■ **WHAT YOU SHOULD DO**:
Strip the pictures and reproduce the rest of the listing exactly.
::: PROVIDED DATA
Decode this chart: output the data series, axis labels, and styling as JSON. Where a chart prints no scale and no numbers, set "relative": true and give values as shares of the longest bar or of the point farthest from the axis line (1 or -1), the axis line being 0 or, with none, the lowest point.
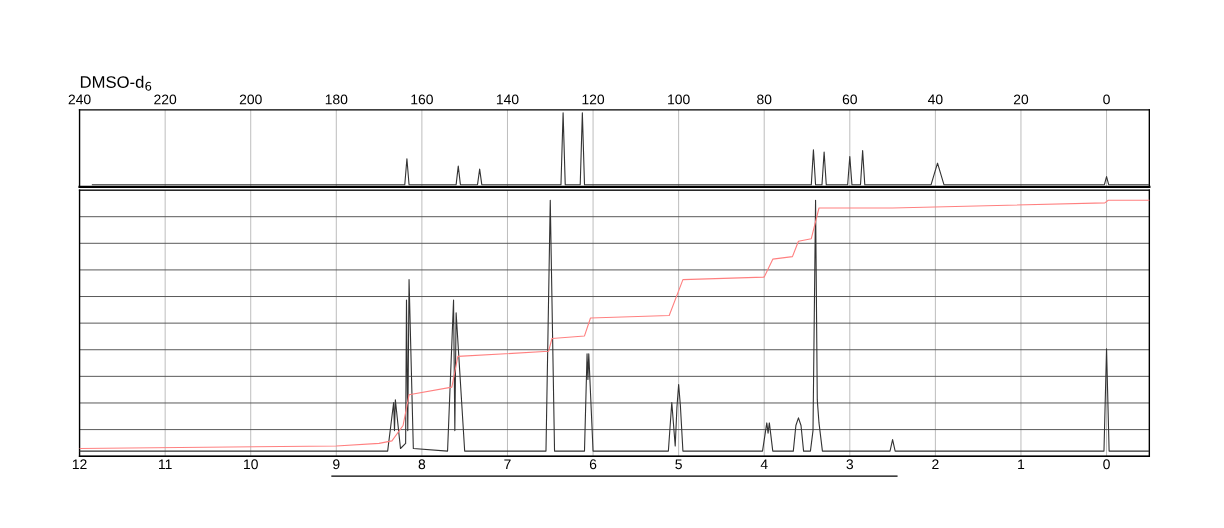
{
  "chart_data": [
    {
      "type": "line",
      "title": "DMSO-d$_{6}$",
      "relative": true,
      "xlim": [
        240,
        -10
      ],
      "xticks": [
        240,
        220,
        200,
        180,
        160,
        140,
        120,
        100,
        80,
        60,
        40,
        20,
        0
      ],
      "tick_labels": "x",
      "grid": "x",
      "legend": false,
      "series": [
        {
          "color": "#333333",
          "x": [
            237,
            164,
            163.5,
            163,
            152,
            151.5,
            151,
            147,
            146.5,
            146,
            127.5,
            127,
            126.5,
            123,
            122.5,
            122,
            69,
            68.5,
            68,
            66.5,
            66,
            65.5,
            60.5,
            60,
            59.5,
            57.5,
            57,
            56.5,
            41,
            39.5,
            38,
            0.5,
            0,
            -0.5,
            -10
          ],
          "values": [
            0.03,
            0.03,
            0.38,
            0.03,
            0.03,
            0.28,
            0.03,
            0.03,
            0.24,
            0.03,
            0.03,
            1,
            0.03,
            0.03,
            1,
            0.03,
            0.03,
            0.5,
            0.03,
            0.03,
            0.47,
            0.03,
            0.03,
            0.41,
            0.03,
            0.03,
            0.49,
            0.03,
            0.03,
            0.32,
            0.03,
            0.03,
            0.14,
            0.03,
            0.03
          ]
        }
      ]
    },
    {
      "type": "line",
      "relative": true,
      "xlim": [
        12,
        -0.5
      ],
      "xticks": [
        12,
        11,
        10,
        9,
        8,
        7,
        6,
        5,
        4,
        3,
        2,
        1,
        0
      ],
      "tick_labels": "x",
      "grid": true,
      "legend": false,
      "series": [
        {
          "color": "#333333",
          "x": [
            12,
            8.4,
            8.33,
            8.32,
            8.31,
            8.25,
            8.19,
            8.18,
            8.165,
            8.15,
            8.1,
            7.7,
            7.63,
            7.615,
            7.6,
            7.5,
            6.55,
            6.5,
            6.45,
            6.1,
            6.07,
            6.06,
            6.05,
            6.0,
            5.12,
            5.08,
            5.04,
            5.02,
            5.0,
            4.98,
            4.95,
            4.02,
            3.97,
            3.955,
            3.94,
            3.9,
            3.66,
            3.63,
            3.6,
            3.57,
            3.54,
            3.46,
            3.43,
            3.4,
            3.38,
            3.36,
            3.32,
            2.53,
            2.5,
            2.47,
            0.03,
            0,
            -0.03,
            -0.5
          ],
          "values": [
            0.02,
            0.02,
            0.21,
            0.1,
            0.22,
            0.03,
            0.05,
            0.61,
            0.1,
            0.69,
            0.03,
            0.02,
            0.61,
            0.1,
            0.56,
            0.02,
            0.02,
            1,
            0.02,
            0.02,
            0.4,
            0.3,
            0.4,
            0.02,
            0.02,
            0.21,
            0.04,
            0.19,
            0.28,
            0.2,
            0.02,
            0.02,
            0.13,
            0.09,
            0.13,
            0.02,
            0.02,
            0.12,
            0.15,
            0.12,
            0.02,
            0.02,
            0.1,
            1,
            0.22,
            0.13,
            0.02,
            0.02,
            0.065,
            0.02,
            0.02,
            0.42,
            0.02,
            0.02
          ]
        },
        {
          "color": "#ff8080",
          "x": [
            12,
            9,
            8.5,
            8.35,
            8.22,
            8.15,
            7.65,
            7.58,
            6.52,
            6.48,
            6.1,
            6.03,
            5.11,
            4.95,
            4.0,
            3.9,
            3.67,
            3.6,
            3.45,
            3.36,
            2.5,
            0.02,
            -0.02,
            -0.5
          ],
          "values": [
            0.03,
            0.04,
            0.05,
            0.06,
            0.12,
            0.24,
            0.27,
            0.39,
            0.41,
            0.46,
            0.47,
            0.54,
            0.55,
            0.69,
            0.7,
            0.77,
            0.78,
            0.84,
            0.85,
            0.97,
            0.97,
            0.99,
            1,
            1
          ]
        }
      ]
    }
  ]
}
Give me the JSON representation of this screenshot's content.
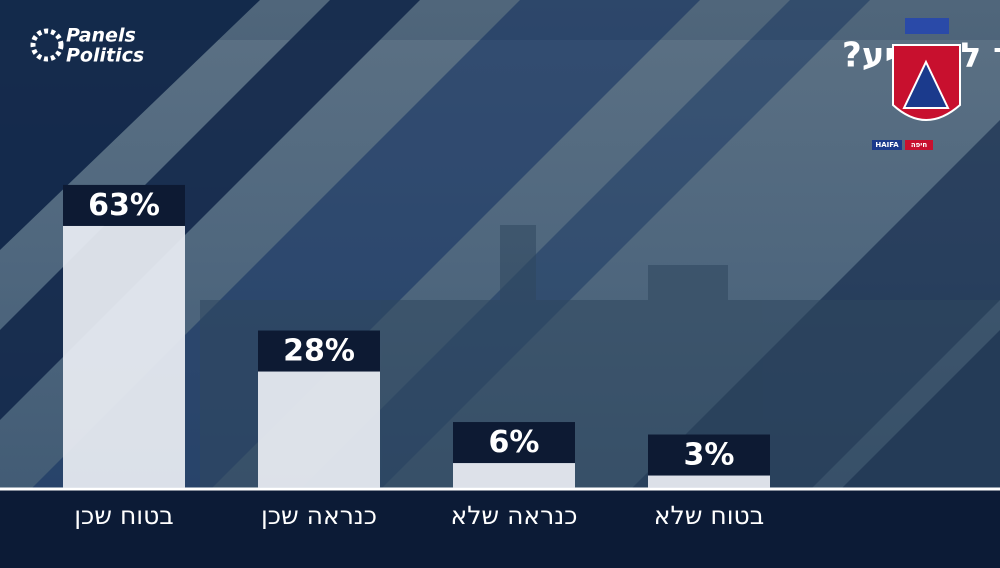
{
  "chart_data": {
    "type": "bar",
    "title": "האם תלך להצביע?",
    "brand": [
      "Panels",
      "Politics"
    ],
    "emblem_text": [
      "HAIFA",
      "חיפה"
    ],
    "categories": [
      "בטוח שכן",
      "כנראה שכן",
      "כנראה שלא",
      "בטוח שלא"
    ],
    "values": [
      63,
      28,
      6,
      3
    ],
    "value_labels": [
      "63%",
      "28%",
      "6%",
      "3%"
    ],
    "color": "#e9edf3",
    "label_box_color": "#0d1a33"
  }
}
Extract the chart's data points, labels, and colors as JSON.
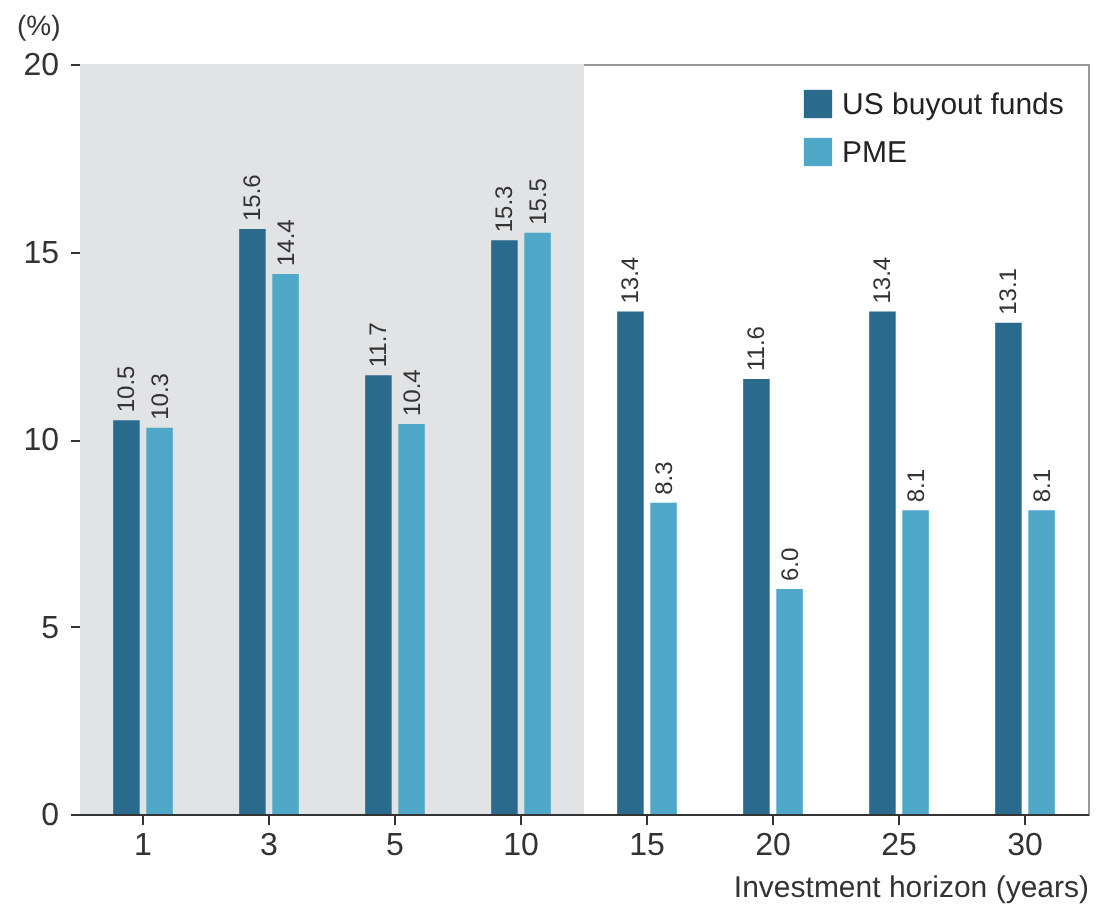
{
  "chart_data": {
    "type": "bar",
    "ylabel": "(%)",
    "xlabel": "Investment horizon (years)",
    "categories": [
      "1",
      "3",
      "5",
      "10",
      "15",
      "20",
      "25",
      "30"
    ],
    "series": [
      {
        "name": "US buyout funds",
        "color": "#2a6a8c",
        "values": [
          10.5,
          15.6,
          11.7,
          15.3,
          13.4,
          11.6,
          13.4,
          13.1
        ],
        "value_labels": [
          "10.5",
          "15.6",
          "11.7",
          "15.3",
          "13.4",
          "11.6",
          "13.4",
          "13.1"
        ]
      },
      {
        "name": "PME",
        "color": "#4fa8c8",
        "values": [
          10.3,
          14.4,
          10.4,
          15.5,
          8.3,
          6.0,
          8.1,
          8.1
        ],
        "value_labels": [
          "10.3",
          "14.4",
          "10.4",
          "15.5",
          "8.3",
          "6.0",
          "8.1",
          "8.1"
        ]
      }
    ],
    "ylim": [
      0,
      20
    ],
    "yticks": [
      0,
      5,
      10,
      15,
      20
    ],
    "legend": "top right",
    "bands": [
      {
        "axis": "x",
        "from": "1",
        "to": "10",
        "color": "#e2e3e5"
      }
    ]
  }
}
::::::
■ **SOLUTION TO THIS TASK**:
Decode this chart: output the data series, axis labels, and styling as JSON. Where a chart prints no scale and no numbers, set "relative": true and give values as shares of the longest bar or of the point farthest from the axis line (1 or -1), the axis line being 0 or, with none, the lowest point.
{
  "chart_data": [
    {
      "type": "line",
      "title": "DMSO-d$_{6}$",
      "relative": true,
      "xlim": [
        240,
        -10
      ],
      "xticks": [
        240,
        220,
        200,
        180,
        160,
        140,
        120,
        100,
        80,
        60,
        40,
        20,
        0
      ],
      "tick_labels": "x",
      "grid": "x",
      "legend": false,
      "series": [
        {
          "color": "#333333",
          "x": [
            237,
            164,
            163.5,
            163,
            152,
            151.5,
            151,
            147,
            146.5,
            146,
            127.5,
            127,
            126.5,
            123,
            122.5,
            122,
            69,
            68.5,
            68,
            66.5,
            66,
            65.5,
            60.5,
            60,
            59.5,
            57.5,
            57,
            56.5,
            41,
            39.5,
            38,
            0.5,
            0,
            -0.5,
            -10
          ],
          "values": [
            0.03,
            0.03,
            0.38,
            0.03,
            0.03,
            0.28,
            0.03,
            0.03,
            0.24,
            0.03,
            0.03,
            1,
            0.03,
            0.03,
            1,
            0.03,
            0.03,
            0.5,
            0.03,
            0.03,
            0.47,
            0.03,
            0.03,
            0.41,
            0.03,
            0.03,
            0.49,
            0.03,
            0.03,
            0.32,
            0.03,
            0.03,
            0.14,
            0.03,
            0.03
          ]
        }
      ]
    },
    {
      "type": "line",
      "relative": true,
      "xlim": [
        12,
        -0.5
      ],
      "xticks": [
        12,
        11,
        10,
        9,
        8,
        7,
        6,
        5,
        4,
        3,
        2,
        1,
        0
      ],
      "tick_labels": "x",
      "grid": true,
      "legend": false,
      "series": [
        {
          "color": "#333333",
          "x": [
            12,
            8.4,
            8.33,
            8.32,
            8.31,
            8.25,
            8.19,
            8.18,
            8.165,
            8.15,
            8.1,
            7.7,
            7.63,
            7.615,
            7.6,
            7.5,
            6.55,
            6.5,
            6.45,
            6.1,
            6.07,
            6.06,
            6.05,
            6.0,
            5.12,
            5.08,
            5.04,
            5.02,
            5.0,
            4.98,
            4.95,
            4.02,
            3.97,
            3.955,
            3.94,
            3.9,
            3.66,
            3.63,
            3.6,
            3.57,
            3.54,
            3.46,
            3.43,
            3.4,
            3.38,
            3.36,
            3.32,
            2.53,
            2.5,
            2.47,
            0.03,
            0,
            -0.03,
            -0.5
          ],
          "values": [
            0.02,
            0.02,
            0.21,
            0.1,
            0.22,
            0.03,
            0.05,
            0.61,
            0.1,
            0.69,
            0.03,
            0.02,
            0.61,
            0.1,
            0.56,
            0.02,
            0.02,
            1,
            0.02,
            0.02,
            0.4,
            0.3,
            0.4,
            0.02,
            0.02,
            0.21,
            0.04,
            0.19,
            0.28,
            0.2,
            0.02,
            0.02,
            0.13,
            0.09,
            0.13,
            0.02,
            0.02,
            0.12,
            0.15,
            0.12,
            0.02,
            0.02,
            0.1,
            1,
            0.22,
            0.13,
            0.02,
            0.02,
            0.065,
            0.02,
            0.02,
            0.42,
            0.02,
            0.02
          ]
        },
        {
          "color": "#ff8080",
          "x": [
            12,
            9,
            8.5,
            8.35,
            8.22,
            8.15,
            7.65,
            7.58,
            6.52,
            6.48,
            6.1,
            6.03,
            5.11,
            4.95,
            4.0,
            3.9,
            3.67,
            3.6,
            3.45,
            3.36,
            2.5,
            0.02,
            -0.02,
            -0.5
          ],
          "values": [
            0.03,
            0.04,
            0.05,
            0.06,
            0.12,
            0.24,
            0.27,
            0.39,
            0.41,
            0.46,
            0.47,
            0.54,
            0.55,
            0.69,
            0.7,
            0.77,
            0.78,
            0.84,
            0.85,
            0.97,
            0.97,
            0.99,
            1,
            1
          ]
        }
      ]
    }
  ]
}
Give me the JSON representation of this screenshot's content.
{
  "chart_data": {
    "type": "bar",
    "title": "האם תלך להצביע?",
    "brand": [
      "Panels",
      "Politics"
    ],
    "emblem_text": [
      "HAIFA",
      "חיפה"
    ],
    "categories": [
      "בטוח שכן",
      "כנראה שכן",
      "כנראה שלא",
      "בטוח שלא"
    ],
    "values": [
      63,
      28,
      6,
      3
    ],
    "value_labels": [
      "63%",
      "28%",
      "6%",
      "3%"
    ],
    "color": "#e9edf3",
    "label_box_color": "#0d1a33"
  }
}
Extract the chart's data points, labels, and colors as JSON.
{
  "chart_data": {
    "type": "bar",
    "ylabel": "(%)",
    "xlabel": "Investment horizon (years)",
    "categories": [
      "1",
      "3",
      "5",
      "10",
      "15",
      "20",
      "25",
      "30"
    ],
    "series": [
      {
        "name": "US buyout funds",
        "color": "#2a6a8c",
        "values": [
          10.5,
          15.6,
          11.7,
          15.3,
          13.4,
          11.6,
          13.4,
          13.1
        ],
        "value_labels": [
          "10.5",
          "15.6",
          "11.7",
          "15.3",
          "13.4",
          "11.6",
          "13.4",
          "13.1"
        ]
      },
      {
        "name": "PME",
        "color": "#4fa8c8",
        "values": [
          10.3,
          14.4,
          10.4,
          15.5,
          8.3,
          6.0,
          8.1,
          8.1
        ],
        "value_labels": [
          "10.3",
          "14.4",
          "10.4",
          "15.5",
          "8.3",
          "6.0",
          "8.1",
          "8.1"
        ]
      }
    ],
    "ylim": [
      0,
      20
    ],
    "yticks": [
      0,
      5,
      10,
      15,
      20
    ],
    "legend": "top right",
    "bands": [
      {
        "axis": "x",
        "from": "1",
        "to": "10",
        "color": "#e2e3e5"
      }
    ]
  }
}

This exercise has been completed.